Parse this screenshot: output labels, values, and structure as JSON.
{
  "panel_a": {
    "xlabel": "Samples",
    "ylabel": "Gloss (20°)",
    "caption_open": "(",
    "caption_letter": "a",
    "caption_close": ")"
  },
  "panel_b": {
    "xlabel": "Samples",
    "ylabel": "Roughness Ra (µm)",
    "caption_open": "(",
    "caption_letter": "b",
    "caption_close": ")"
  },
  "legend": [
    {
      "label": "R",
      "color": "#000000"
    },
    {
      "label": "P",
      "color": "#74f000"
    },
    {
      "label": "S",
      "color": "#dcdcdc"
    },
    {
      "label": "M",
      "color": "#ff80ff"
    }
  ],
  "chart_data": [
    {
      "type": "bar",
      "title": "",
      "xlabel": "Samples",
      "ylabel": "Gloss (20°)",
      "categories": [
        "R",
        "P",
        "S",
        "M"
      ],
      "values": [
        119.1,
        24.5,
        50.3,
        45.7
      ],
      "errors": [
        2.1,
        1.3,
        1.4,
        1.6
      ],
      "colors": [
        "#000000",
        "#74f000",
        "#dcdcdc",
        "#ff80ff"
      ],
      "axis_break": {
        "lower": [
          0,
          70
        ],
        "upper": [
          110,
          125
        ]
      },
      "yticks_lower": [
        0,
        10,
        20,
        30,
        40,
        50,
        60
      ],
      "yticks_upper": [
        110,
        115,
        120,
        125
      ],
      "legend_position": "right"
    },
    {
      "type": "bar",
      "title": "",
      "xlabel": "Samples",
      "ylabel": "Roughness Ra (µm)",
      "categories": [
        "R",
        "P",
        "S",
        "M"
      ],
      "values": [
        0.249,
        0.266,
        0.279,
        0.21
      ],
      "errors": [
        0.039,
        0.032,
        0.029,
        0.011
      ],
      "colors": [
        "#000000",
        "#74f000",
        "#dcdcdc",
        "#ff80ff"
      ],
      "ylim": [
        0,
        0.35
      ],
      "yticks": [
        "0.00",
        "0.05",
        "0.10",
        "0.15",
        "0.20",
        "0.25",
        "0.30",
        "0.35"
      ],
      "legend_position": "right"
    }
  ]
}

----

■ **Task to carry out**:
Reproduce the complete set of lines precisely as supplied.

■ **Right answer**:
Parse this screenshot: output labels, values, and structure as JSON.
{
  "panel_a": {
    "xlabel": "Samples",
    "ylabel": "Gloss (20°)",
    "caption_open": "(",
    "caption_letter": "a",
    "caption_close": ")"
  },
  "panel_b": {
    "xlabel": "Samples",
    "ylabel": "Roughness Ra (µm)",
    "caption_open": "(",
    "caption_letter": "b",
    "caption_close": ")"
  },
  "legend": [
    {
      "label": "R",
      "color": "#000000"
    },
    {
      "label": "P",
      "color": "#74f000"
    },
    {
      "label": "S",
      "color": "#dcdcdc"
    },
    {
      "label": "M",
      "color": "#ff80ff"
    }
  ],
  "chart_data": [
    {
      "type": "bar",
      "title": "",
      "xlabel": "Samples",
      "ylabel": "Gloss (20°)",
      "categories": [
        "R",
        "P",
        "S",
        "M"
      ],
      "values": [
        119.1,
        24.5,
        50.3,
        45.7
      ],
      "errors": [
        2.1,
        1.3,
        1.4,
        1.6
      ],
      "colors": [
        "#000000",
        "#74f000",
        "#dcdcdc",
        "#ff80ff"
      ],
      "axis_break": {
        "lower": [
          0,
          70
        ],
        "upper": [
          110,
          125
        ]
      },
      "yticks_lower": [
        0,
        10,
        20,
        30,
        40,
        50,
        60
      ],
      "yticks_upper": [
        110,
        115,
        120,
        125
      ],
      "legend_position": "right"
    },
    {
      "type": "bar",
      "title": "",
      "xlabel": "Samples",
      "ylabel": "Roughness Ra (µm)",
      "categories": [
        "R",
        "P",
        "S",
        "M"
      ],
      "values": [
        0.249,
        0.266,
        0.279,
        0.21
      ],
      "errors": [
        0.039,
        0.032,
        0.029,
        0.011
      ],
      "colors": [
        "#000000",
        "#74f000",
        "#dcdcdc",
        "#ff80ff"
      ],
      "ylim": [
        0,
        0.35
      ],
      "yticks": [
        "0.00",
        "0.05",
        "0.10",
        "0.15",
        "0.20",
        "0.25",
        "0.30",
        "0.35"
      ],
      "legend_position": "right"
    }
  ]
}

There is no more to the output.